**EXERCISE DESCRIPTION**
Rename "violin-red" to "violin-orange" in every one of the rows below, leaving everything else as it is.

**DATASET EXTRACT**

************

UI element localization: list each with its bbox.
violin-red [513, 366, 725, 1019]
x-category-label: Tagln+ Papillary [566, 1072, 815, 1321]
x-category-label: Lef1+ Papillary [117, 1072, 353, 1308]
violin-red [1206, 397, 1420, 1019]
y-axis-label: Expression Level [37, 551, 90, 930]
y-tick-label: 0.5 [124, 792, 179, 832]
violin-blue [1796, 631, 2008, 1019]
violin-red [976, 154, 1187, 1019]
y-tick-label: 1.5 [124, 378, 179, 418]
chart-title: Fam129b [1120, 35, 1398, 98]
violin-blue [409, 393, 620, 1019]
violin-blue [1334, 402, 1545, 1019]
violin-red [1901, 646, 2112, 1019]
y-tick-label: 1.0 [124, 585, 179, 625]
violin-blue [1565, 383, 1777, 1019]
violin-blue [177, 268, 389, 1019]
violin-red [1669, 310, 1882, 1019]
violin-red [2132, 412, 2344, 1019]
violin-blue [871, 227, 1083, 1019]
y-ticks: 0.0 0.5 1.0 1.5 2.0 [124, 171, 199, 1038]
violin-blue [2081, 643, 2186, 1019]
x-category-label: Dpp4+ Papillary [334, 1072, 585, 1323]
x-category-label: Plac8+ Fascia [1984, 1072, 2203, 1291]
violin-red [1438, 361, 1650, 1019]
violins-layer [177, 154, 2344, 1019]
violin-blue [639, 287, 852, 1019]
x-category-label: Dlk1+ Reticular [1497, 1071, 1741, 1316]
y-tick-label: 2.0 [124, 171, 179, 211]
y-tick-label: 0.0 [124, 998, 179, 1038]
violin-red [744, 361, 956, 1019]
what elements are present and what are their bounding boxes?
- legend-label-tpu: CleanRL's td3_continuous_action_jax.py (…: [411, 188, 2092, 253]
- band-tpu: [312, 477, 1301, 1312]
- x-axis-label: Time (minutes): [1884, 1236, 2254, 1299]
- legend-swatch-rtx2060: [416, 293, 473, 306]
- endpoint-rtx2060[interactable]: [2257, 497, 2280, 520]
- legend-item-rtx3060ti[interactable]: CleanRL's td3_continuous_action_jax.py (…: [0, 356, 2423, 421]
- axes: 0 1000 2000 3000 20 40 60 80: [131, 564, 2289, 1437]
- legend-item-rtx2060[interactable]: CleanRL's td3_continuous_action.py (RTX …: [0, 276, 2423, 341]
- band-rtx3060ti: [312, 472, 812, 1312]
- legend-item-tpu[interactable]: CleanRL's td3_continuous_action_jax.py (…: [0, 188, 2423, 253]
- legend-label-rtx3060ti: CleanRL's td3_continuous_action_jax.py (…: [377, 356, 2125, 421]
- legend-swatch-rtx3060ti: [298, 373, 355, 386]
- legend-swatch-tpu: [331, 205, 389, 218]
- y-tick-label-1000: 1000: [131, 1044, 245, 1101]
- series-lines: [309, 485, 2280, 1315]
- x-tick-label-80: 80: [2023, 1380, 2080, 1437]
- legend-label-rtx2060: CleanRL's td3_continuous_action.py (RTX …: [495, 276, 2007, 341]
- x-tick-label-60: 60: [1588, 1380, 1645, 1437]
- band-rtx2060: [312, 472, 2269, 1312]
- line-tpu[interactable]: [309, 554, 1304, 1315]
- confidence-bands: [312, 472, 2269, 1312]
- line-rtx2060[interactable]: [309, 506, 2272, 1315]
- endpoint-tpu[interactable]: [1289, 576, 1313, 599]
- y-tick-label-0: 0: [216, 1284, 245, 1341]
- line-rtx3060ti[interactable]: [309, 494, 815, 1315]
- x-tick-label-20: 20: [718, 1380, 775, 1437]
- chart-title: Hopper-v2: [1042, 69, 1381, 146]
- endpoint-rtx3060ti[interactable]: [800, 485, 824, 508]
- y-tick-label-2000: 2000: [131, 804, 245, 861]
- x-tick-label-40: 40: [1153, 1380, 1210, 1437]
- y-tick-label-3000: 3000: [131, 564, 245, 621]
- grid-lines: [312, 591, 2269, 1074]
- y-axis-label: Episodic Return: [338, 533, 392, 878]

************

**ANSWER TO THIS TASK**
UI element localization: list each with its bbox.
violin-orange [513, 366, 725, 1019]
x-category-label: Tagln+ Papillary [566, 1072, 815, 1321]
x-category-label: Lef1+ Papillary [117, 1072, 353, 1308]
violin-orange [1206, 397, 1420, 1019]
y-axis-label: Expression Level [37, 551, 90, 930]
y-tick-label: 0.5 [124, 792, 179, 832]
violin-blue [1796, 631, 2008, 1019]
violin-orange [976, 154, 1187, 1019]
y-tick-label: 1.5 [124, 378, 179, 418]
chart-title: Fam129b [1120, 35, 1398, 98]
violin-blue [409, 393, 620, 1019]
violin-blue [1334, 402, 1545, 1019]
violin-orange [1901, 646, 2112, 1019]
y-tick-label: 1.0 [124, 585, 179, 625]
violin-blue [1565, 383, 1777, 1019]
violin-blue [177, 268, 389, 1019]
violin-orange [1669, 310, 1882, 1019]
violin-orange [2132, 412, 2344, 1019]
violin-blue [871, 227, 1083, 1019]
y-ticks: 0.0 0.5 1.0 1.5 2.0 [124, 171, 199, 1038]
violin-blue [2081, 643, 2186, 1019]
x-category-label: Dpp4+ Papillary [334, 1072, 585, 1323]
x-category-label: Plac8+ Fascia [1984, 1072, 2203, 1291]
violin-orange [1438, 361, 1650, 1019]
violins-layer [177, 154, 2344, 1019]
violin-blue [639, 287, 852, 1019]
x-category-label: Dlk1+ Reticular [1497, 1071, 1741, 1316]
y-tick-label: 2.0 [124, 171, 179, 211]
y-tick-label: 0.0 [124, 998, 179, 1038]
violin-orange [744, 361, 956, 1019]
what elements are present and what are their bounding boxes?
- legend-label-tpu: CleanRL's td3_continuous_action_jax.py (…: [411, 188, 2092, 253]
- band-tpu: [312, 477, 1301, 1312]
- x-axis-label: Time (minutes): [1884, 1236, 2254, 1299]
- legend-swatch-rtx2060: [416, 293, 473, 306]
- endpoint-rtx2060[interactable]: [2257, 497, 2280, 520]
- legend-item-rtx3060ti[interactable]: CleanRL's td3_continuous_action_jax.py (…: [0, 356, 2423, 421]
- axes: 0 1000 2000 3000 20 40 60 80: [131, 564, 2289, 1437]
- legend-item-rtx2060[interactable]: CleanRL's td3_continuous_action.py (RTX …: [0, 276, 2423, 341]
- band-rtx3060ti: [312, 472, 812, 1312]
- legend-item-tpu[interactable]: CleanRL's td3_continuous_action_jax.py (…: [0, 188, 2423, 253]
- legend-label-rtx3060ti: CleanRL's td3_continuous_action_jax.py (…: [377, 356, 2125, 421]
- legend-swatch-rtx3060ti: [298, 373, 355, 386]
- legend-swatch-tpu: [331, 205, 389, 218]
- y-tick-label-1000: 1000: [131, 1044, 245, 1101]
- series-lines: [309, 485, 2280, 1315]
- x-tick-label-80: 80: [2023, 1380, 2080, 1437]
- legend-label-rtx2060: CleanRL's td3_continuous_action.py (RTX …: [495, 276, 2007, 341]
- x-tick-label-60: 60: [1588, 1380, 1645, 1437]
- band-rtx2060: [312, 472, 2269, 1312]
- line-tpu[interactable]: [309, 554, 1304, 1315]
- confidence-bands: [312, 472, 2269, 1312]
- line-rtx2060[interactable]: [309, 506, 2272, 1315]
- endpoint-tpu[interactable]: [1289, 576, 1313, 599]
- y-tick-label-0: 0: [216, 1284, 245, 1341]
- line-rtx3060ti[interactable]: [309, 494, 815, 1315]
- x-tick-label-20: 20: [718, 1380, 775, 1437]
- chart-title: Hopper-v2: [1042, 69, 1381, 146]
- endpoint-rtx3060ti[interactable]: [800, 485, 824, 508]
- y-tick-label-2000: 2000: [131, 804, 245, 861]
- x-tick-label-40: 40: [1153, 1380, 1210, 1437]
- y-tick-label-3000: 3000: [131, 564, 245, 621]
- grid-lines: [312, 591, 2269, 1074]
- y-axis-label: Episodic Return: [338, 533, 392, 878]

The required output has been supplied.